Repeat all of the records verbatim.

Recorded data:
------------------------------

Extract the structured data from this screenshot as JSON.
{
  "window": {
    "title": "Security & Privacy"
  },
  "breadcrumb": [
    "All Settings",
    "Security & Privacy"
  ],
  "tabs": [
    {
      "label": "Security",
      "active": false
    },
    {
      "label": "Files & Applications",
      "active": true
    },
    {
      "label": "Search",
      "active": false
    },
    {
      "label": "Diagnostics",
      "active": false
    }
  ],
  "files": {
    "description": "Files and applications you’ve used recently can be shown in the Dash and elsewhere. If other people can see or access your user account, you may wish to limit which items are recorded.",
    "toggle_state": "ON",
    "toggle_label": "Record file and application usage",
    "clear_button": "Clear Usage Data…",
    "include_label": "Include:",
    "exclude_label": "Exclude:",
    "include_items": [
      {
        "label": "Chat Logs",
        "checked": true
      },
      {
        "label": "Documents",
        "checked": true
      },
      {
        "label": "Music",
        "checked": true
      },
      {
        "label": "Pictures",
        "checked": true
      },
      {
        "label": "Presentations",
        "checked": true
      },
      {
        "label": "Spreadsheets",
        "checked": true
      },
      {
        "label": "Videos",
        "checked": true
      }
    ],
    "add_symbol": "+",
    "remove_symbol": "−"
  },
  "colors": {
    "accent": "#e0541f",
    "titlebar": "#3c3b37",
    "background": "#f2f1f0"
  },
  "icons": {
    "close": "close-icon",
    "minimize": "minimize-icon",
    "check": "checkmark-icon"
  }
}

------------------------------

§ **Response to the exercise**
Extract the structured data from this screenshot as JSON.
{
  "window": {
    "title": "Security & Privacy"
  },
  "breadcrumb": [
    "All Settings",
    "Security & Privacy"
  ],
  "tabs": [
    {
      "label": "Security",
      "active": false
    },
    {
      "label": "Files & Applications",
      "active": true
    },
    {
      "label": "Search",
      "active": false
    },
    {
      "label": "Diagnostics",
      "active": false
    }
  ],
  "files": {
    "description": "Files and applications you’ve used recently can be shown in the Dash and elsewhere. If other people can see or access your user account, you may wish to limit which items are recorded.",
    "toggle_state": "ON",
    "toggle_label": "Record file and application usage",
    "clear_button": "Clear Usage Data…",
    "include_label": "Include:",
    "exclude_label": "Exclude:",
    "include_items": [
      {
        "label": "Chat Logs",
        "checked": true
      },
      {
        "label": "Documents",
        "checked": true
      },
      {
        "label": "Music",
        "checked": true
      },
      {
        "label": "Pictures",
        "checked": true
      },
      {
        "label": "Presentations",
        "checked": true
      },
      {
        "label": "Spreadsheets",
        "checked": true
      },
      {
        "label": "Videos",
        "checked": true
      }
    ],
    "add_symbol": "+",
    "remove_symbol": "−"
  },
  "colors": {
    "accent": "#e0541f",
    "titlebar": "#3c3b37",
    "background": "#f2f1f0"
  },
  "icons": {
    "close": "close-icon",
    "minimize": "minimize-icon",
    "check": "checkmark-icon"
  }
}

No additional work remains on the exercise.